Write the data below out exactly as it stands. Do not include the pictures.

━━━━━ PROVIDED DATA ━━━━━

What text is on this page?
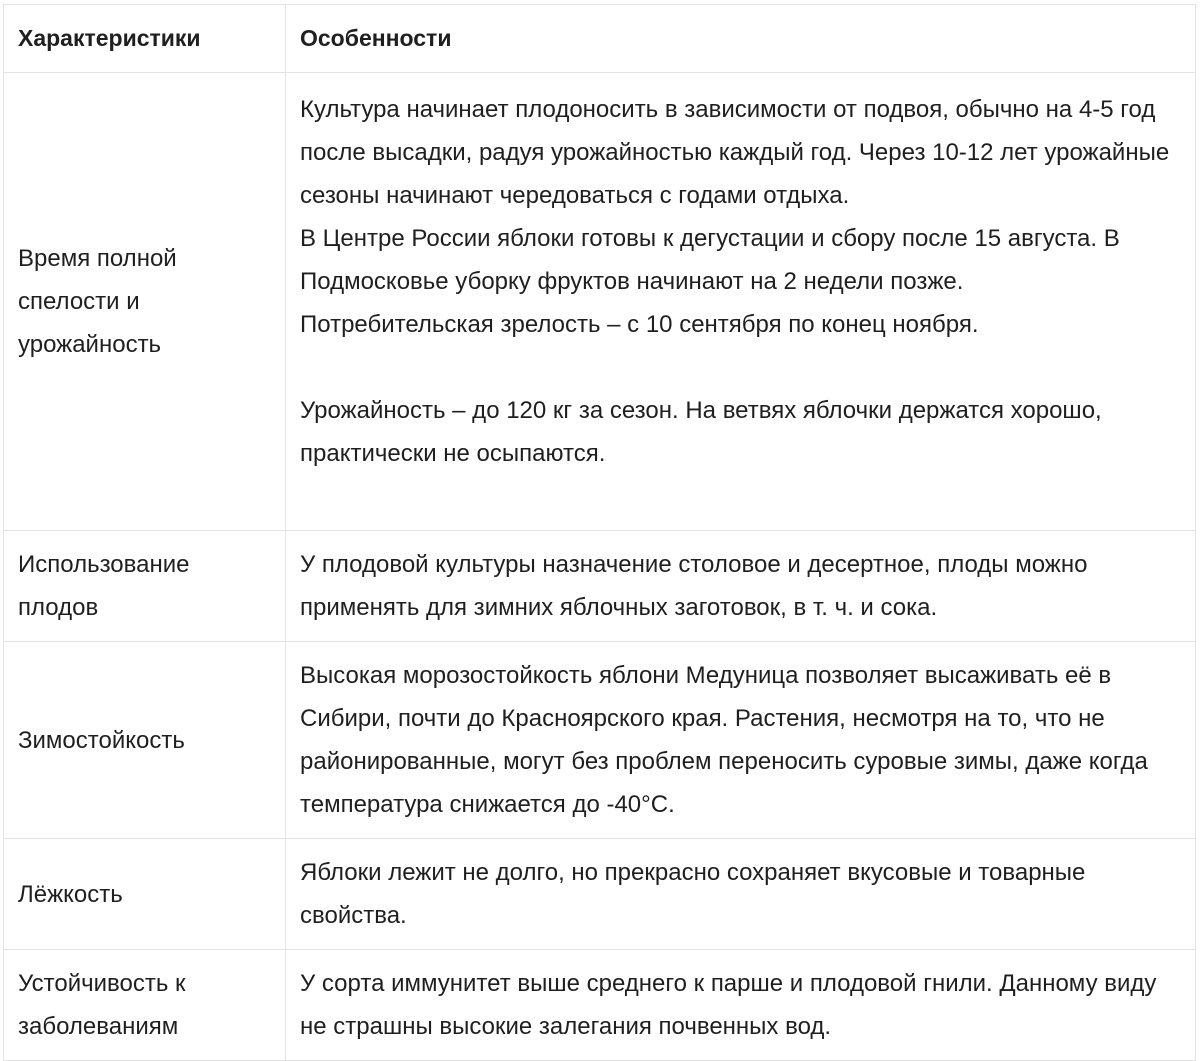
Характеристики	Особенности
Время полной спелости и урожайность	Культура начинает плодоносить в зависимости от подвоя, обычно на 4-5 год после высадки, радуя урожайностью каждый год. Через 10-12 лет урожайные сезоны начинают чередоваться с годами отдыха.
В Центре России яблоки готовы к дегустации и сбору после 15 августа. В Подмосковье уборку фруктов начинают на 2 недели позже.
Потребительская зрелость – с 10 сентября по конец ноября.
Урожайность – до 120 кг за сезон. На ветвях яблочки держатся хорошо, практически не осыпаются.

Использование плодов	У плодовой культуры назначение столовое и десертное, плоды можно применять для зимних яблочных заготовок, в т. ч. и сока.

Зимостойкость	Высокая морозостойкость яблони Медуница позволяет высаживать её в Сибири, почти до Красноярского края. Растения, несмотря на то, что не районированные, могут без проблем переносить суровые зимы, даже когда температура снижается до -40°С.

Лёжкость	Яблоки лежит не долго, но прекрасно сохраняет вкусовые и товарные свойства.

Устойчивость к заболеваниям	У сорта иммунитет выше среднего к парше и плодовой гнили. Данному виду не страшны высокие залегания почвенных вод.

━━━━━

_SOLUTION FOR THIS TASK_:
What text is on this page?
Характеристики	Особенности
Время полной спелости и урожайность	Культура начинает плодоносить в зависимости от подвоя, обычно на 4-5 год после высадки, радуя урожайностью каждый год. Через 10-12 лет урожайные сезоны начинают чередоваться с годами отдыха.
В Центре России яблоки готовы к дегустации и сбору после 15 августа. В Подмосковье уборку фруктов начинают на 2 недели позже.
Потребительская зрелость – с 10 сентября по конец ноября.
Урожайность – до 120 кг за сезон. На ветвях яблочки держатся хорошо, практически не осыпаются.

Использование плодов	У плодовой культуры назначение столовое и десертное, плоды можно применять для зимних яблочных заготовок, в т. ч. и сока.

Зимостойкость	Высокая морозостойкость яблони Медуница позволяет высаживать её в Сибири, почти до Красноярского края. Растения, несмотря на то, что не районированные, могут без проблем переносить суровые зимы, даже когда температура снижается до -40°С.

Лёжкость	Яблоки лежит не долго, но прекрасно сохраняет вкусовые и товарные свойства.

Устойчивость к заболеваниям	У сорта иммунитет выше среднего к парше и плодовой гнили. Данному виду не страшны высокие залегания почвенных вод.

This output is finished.